Exercise details: Copy out each line exactly; pictures stay out of the copy.

Data listing:
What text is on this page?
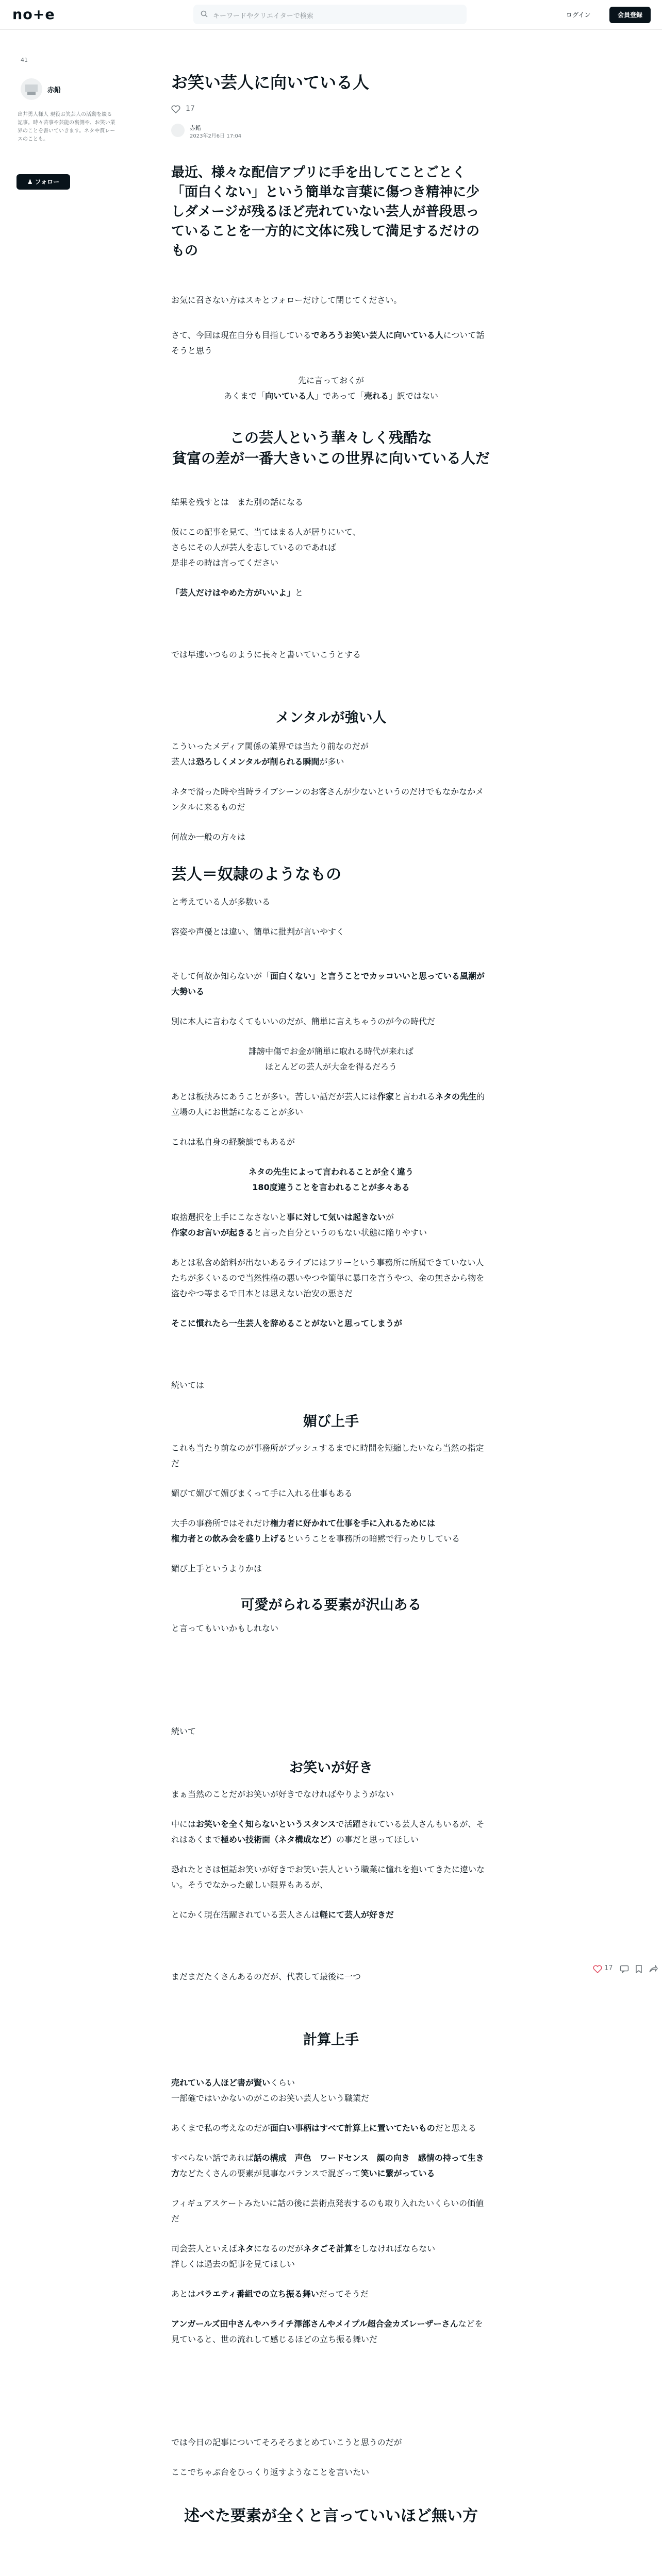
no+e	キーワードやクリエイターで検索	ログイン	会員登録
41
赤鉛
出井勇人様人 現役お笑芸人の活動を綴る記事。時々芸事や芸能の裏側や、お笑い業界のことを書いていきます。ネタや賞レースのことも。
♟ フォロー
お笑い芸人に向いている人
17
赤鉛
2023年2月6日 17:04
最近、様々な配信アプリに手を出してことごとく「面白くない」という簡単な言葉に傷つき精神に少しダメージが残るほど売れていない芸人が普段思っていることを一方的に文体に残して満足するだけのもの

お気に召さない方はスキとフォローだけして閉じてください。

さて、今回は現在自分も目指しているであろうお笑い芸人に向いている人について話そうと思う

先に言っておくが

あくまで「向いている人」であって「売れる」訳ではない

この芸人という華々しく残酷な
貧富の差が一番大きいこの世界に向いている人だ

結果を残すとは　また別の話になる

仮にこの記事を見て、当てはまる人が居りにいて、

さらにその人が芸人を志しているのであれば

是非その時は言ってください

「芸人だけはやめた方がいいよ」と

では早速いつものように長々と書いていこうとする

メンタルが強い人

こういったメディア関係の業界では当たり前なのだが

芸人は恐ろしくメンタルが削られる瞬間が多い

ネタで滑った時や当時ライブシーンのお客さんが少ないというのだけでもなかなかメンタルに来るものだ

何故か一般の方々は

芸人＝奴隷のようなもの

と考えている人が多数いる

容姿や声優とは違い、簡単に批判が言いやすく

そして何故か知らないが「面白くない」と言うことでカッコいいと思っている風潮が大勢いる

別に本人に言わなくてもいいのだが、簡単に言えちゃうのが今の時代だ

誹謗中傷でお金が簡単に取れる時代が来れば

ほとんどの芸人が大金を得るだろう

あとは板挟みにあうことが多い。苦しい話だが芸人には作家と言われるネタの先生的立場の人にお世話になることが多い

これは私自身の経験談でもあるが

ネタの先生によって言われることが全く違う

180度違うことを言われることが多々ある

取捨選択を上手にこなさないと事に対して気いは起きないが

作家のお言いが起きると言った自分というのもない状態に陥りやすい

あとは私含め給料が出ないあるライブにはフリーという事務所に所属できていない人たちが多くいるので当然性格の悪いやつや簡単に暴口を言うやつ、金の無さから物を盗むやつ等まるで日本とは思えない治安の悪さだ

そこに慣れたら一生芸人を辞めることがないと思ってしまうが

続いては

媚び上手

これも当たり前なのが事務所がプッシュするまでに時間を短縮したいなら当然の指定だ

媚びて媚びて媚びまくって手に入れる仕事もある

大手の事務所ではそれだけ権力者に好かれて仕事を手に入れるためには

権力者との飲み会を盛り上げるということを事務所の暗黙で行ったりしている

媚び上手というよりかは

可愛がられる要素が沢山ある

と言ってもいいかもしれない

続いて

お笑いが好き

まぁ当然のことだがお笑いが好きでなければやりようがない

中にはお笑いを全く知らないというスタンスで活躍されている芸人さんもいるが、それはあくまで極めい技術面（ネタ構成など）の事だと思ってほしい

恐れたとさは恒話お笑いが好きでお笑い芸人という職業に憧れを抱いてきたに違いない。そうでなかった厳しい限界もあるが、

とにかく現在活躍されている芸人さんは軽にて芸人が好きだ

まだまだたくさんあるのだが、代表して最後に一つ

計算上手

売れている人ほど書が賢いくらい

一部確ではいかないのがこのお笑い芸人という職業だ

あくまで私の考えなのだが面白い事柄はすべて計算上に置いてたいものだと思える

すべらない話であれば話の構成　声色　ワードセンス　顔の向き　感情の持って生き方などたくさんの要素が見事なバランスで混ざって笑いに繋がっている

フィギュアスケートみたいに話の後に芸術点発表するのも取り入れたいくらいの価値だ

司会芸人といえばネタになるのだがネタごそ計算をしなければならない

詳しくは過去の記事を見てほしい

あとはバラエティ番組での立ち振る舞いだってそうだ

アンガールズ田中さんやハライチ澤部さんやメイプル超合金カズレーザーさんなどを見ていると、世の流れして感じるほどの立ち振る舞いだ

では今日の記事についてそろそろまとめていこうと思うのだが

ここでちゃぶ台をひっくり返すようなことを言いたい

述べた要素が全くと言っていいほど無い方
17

Complete answer:
What text is on this page?
no+e	キーワードやクリエイターで検索	ログイン	会員登録
41
赤鉛
出井勇人様人 現役お笑芸人の活動を綴る記事。時々芸事や芸能の裏側や、お笑い業界のことを書いていきます。ネタや賞レースのことも。
♟ フォロー
お笑い芸人に向いている人
17
赤鉛
2023年2月6日 17:04
最近、様々な配信アプリに手を出してことごとく「面白くない」という簡単な言葉に傷つき精神に少しダメージが残るほど売れていない芸人が普段思っていることを一方的に文体に残して満足するだけのもの

お気に召さない方はスキとフォローだけして閉じてください。

さて、今回は現在自分も目指しているであろうお笑い芸人に向いている人について話そうと思う

先に言っておくが

あくまで「向いている人」であって「売れる」訳ではない

この芸人という華々しく残酷な
貧富の差が一番大きいこの世界に向いている人だ

結果を残すとは　また別の話になる

仮にこの記事を見て、当てはまる人が居りにいて、

さらにその人が芸人を志しているのであれば

是非その時は言ってください

「芸人だけはやめた方がいいよ」と

では早速いつものように長々と書いていこうとする

メンタルが強い人

こういったメディア関係の業界では当たり前なのだが

芸人は恐ろしくメンタルが削られる瞬間が多い

ネタで滑った時や当時ライブシーンのお客さんが少ないというのだけでもなかなかメンタルに来るものだ

何故か一般の方々は

芸人＝奴隷のようなもの

と考えている人が多数いる

容姿や声優とは違い、簡単に批判が言いやすく

そして何故か知らないが「面白くない」と言うことでカッコいいと思っている風潮が大勢いる

別に本人に言わなくてもいいのだが、簡単に言えちゃうのが今の時代だ

誹謗中傷でお金が簡単に取れる時代が来れば

ほとんどの芸人が大金を得るだろう

あとは板挟みにあうことが多い。苦しい話だが芸人には作家と言われるネタの先生的立場の人にお世話になることが多い

これは私自身の経験談でもあるが

ネタの先生によって言われることが全く違う

180度違うことを言われることが多々ある

取捨選択を上手にこなさないと事に対して気いは起きないが

作家のお言いが起きると言った自分というのもない状態に陥りやすい

あとは私含め給料が出ないあるライブにはフリーという事務所に所属できていない人たちが多くいるので当然性格の悪いやつや簡単に暴口を言うやつ、金の無さから物を盗むやつ等まるで日本とは思えない治安の悪さだ

そこに慣れたら一生芸人を辞めることがないと思ってしまうが

続いては

媚び上手

これも当たり前なのが事務所がプッシュするまでに時間を短縮したいなら当然の指定だ

媚びて媚びて媚びまくって手に入れる仕事もある

大手の事務所ではそれだけ権力者に好かれて仕事を手に入れるためには

権力者との飲み会を盛り上げるということを事務所の暗黙で行ったりしている

媚び上手というよりかは

可愛がられる要素が沢山ある

と言ってもいいかもしれない

続いて

お笑いが好き

まぁ当然のことだがお笑いが好きでなければやりようがない

中にはお笑いを全く知らないというスタンスで活躍されている芸人さんもいるが、それはあくまで極めい技術面（ネタ構成など）の事だと思ってほしい

恐れたとさは恒話お笑いが好きでお笑い芸人という職業に憧れを抱いてきたに違いない。そうでなかった厳しい限界もあるが、

とにかく現在活躍されている芸人さんは軽にて芸人が好きだ

まだまだたくさんあるのだが、代表して最後に一つ

計算上手

売れている人ほど書が賢いくらい

一部確ではいかないのがこのお笑い芸人という職業だ

あくまで私の考えなのだが面白い事柄はすべて計算上に置いてたいものだと思える

すべらない話であれば話の構成　声色　ワードセンス　顔の向き　感情の持って生き方などたくさんの要素が見事なバランスで混ざって笑いに繋がっている

フィギュアスケートみたいに話の後に芸術点発表するのも取り入れたいくらいの価値だ

司会芸人といえばネタになるのだがネタごそ計算をしなければならない

詳しくは過去の記事を見てほしい

あとはバラエティ番組での立ち振る舞いだってそうだ

アンガールズ田中さんやハライチ澤部さんやメイプル超合金カズレーザーさんなどを見ていると、世の流れして感じるほどの立ち振る舞いだ

では今日の記事についてそろそろまとめていこうと思うのだが

ここでちゃぶ台をひっくり返すようなことを言いたい

述べた要素が全くと言っていいほど無い方
17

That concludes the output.